■ **Directive**: From the listing below, extract every line in which the word "Skizzierung" appears.

Excerpts from a figure dataset:
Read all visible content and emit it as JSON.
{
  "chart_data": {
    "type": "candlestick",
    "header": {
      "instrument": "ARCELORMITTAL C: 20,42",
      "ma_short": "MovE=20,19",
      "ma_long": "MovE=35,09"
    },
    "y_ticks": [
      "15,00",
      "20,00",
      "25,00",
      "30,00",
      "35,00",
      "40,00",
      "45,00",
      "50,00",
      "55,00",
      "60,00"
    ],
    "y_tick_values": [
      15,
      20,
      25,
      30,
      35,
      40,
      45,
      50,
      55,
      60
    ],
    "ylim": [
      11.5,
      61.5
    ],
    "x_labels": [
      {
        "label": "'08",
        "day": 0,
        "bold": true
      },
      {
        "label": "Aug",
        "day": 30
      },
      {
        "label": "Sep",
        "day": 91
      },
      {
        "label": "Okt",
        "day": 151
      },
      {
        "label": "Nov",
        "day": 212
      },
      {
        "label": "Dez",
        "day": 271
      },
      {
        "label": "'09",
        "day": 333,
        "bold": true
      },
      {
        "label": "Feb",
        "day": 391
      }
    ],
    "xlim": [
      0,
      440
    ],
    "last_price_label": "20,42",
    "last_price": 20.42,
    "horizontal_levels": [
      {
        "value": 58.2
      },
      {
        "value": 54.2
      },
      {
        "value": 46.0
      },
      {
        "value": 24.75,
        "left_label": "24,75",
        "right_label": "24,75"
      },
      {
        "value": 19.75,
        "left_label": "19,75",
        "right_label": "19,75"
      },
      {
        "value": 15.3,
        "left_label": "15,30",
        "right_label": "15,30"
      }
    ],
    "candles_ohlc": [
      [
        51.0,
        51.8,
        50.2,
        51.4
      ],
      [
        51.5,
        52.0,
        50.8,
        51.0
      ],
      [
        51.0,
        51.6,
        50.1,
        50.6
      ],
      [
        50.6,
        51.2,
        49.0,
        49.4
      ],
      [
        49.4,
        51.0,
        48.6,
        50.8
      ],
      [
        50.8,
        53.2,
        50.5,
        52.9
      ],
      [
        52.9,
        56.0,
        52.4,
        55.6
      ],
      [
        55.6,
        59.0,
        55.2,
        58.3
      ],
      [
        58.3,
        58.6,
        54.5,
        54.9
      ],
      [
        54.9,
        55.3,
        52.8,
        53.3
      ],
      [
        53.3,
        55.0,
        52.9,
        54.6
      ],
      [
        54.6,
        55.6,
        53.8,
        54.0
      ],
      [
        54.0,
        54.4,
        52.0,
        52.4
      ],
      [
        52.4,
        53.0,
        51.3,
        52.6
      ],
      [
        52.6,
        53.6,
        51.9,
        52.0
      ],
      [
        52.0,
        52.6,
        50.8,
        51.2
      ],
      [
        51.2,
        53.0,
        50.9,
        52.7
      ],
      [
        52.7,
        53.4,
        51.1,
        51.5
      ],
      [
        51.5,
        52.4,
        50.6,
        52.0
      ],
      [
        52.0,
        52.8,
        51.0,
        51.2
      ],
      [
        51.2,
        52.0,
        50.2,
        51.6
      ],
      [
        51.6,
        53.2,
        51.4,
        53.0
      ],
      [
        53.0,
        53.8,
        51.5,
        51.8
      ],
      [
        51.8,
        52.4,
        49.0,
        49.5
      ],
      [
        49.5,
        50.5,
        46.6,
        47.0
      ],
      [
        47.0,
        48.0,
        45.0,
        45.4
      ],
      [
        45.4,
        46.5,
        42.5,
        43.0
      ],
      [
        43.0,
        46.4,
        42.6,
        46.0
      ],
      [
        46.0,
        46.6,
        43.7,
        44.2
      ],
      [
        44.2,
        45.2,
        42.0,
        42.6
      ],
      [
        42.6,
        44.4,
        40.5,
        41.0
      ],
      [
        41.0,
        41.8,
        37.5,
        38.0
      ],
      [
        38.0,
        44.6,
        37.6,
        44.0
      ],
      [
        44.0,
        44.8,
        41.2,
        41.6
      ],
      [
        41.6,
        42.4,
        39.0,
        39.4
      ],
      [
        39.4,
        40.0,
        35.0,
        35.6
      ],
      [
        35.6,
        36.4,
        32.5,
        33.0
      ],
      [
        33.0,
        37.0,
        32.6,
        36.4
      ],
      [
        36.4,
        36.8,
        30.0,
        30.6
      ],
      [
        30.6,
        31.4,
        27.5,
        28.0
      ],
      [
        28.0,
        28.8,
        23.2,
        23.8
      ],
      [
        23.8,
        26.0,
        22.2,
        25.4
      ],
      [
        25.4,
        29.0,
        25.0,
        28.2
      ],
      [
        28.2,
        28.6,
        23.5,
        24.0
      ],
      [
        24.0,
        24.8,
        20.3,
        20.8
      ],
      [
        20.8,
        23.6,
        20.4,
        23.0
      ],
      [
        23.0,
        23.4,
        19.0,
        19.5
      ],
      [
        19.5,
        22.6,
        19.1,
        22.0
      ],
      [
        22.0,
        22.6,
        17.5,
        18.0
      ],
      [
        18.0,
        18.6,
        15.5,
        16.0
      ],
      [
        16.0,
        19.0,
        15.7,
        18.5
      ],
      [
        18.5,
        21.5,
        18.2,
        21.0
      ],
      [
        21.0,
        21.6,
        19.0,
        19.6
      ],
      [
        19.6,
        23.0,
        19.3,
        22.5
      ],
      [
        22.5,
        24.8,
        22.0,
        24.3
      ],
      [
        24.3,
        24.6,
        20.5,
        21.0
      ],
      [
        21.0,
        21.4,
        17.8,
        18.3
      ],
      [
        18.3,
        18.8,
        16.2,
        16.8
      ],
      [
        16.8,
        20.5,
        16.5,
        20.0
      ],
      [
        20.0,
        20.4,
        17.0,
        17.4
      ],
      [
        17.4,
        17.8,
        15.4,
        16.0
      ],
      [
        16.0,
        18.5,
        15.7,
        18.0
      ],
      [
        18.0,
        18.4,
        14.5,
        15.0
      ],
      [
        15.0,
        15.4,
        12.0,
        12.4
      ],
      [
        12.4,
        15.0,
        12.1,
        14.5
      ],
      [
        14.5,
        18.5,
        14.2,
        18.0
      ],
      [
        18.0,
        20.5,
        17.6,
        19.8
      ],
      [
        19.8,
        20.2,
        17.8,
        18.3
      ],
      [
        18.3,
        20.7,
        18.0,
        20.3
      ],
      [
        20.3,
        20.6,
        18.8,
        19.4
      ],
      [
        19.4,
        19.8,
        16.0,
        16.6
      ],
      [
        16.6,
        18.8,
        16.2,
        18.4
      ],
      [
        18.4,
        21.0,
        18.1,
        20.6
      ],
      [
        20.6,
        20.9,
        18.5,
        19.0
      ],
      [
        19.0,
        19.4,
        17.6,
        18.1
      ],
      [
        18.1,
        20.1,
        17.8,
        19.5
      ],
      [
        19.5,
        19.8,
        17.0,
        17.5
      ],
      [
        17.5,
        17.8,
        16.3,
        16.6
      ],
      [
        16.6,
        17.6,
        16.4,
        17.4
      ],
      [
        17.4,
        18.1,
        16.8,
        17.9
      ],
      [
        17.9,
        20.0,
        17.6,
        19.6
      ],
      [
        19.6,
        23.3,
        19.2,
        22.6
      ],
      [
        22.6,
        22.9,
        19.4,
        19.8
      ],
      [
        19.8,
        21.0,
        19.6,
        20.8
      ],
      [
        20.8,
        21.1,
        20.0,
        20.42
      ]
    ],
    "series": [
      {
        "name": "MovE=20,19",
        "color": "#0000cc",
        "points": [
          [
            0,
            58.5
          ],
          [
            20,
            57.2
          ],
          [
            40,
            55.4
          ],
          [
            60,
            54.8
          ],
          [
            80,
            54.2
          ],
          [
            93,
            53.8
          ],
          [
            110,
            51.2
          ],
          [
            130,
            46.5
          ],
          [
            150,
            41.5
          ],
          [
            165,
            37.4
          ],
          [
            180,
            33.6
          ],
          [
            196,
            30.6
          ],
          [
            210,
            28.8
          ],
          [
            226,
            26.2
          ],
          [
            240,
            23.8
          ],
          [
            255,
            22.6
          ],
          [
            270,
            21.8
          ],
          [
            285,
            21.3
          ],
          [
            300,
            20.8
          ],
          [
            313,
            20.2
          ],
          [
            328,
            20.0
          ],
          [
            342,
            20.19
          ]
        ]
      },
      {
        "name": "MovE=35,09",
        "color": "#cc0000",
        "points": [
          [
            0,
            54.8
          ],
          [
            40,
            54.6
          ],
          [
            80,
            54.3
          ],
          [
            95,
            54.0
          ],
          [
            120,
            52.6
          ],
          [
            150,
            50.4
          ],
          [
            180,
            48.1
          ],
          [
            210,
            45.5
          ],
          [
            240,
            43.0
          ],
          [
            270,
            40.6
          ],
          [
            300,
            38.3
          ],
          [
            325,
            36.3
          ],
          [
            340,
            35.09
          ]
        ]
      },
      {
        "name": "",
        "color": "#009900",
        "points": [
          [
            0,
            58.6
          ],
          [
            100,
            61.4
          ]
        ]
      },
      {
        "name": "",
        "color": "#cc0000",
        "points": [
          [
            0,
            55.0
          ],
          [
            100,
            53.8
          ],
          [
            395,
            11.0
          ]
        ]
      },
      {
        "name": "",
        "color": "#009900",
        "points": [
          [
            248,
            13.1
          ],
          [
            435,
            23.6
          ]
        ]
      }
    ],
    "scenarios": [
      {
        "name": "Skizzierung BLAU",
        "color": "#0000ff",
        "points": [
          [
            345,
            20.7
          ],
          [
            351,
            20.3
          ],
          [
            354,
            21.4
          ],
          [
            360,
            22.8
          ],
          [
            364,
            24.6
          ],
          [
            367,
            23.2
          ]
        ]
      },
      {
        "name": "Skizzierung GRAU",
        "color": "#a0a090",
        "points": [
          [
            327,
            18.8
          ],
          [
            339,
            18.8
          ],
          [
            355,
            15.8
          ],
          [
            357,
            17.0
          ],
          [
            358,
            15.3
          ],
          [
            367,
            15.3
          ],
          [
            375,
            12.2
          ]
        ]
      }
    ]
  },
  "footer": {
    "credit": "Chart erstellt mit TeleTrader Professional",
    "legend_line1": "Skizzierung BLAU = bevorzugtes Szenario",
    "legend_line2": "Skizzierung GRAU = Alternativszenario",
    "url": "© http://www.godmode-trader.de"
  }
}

■ **Exercise answer**:
        "name": "Skizzierung BLAU",
        "name": "Skizzierung GRAU",
    "legend_line1": "Skizzierung BLAU = bevorzugtes Szenario",
    "legend_line2": "Skizzierung GRAU = Alternativszenario",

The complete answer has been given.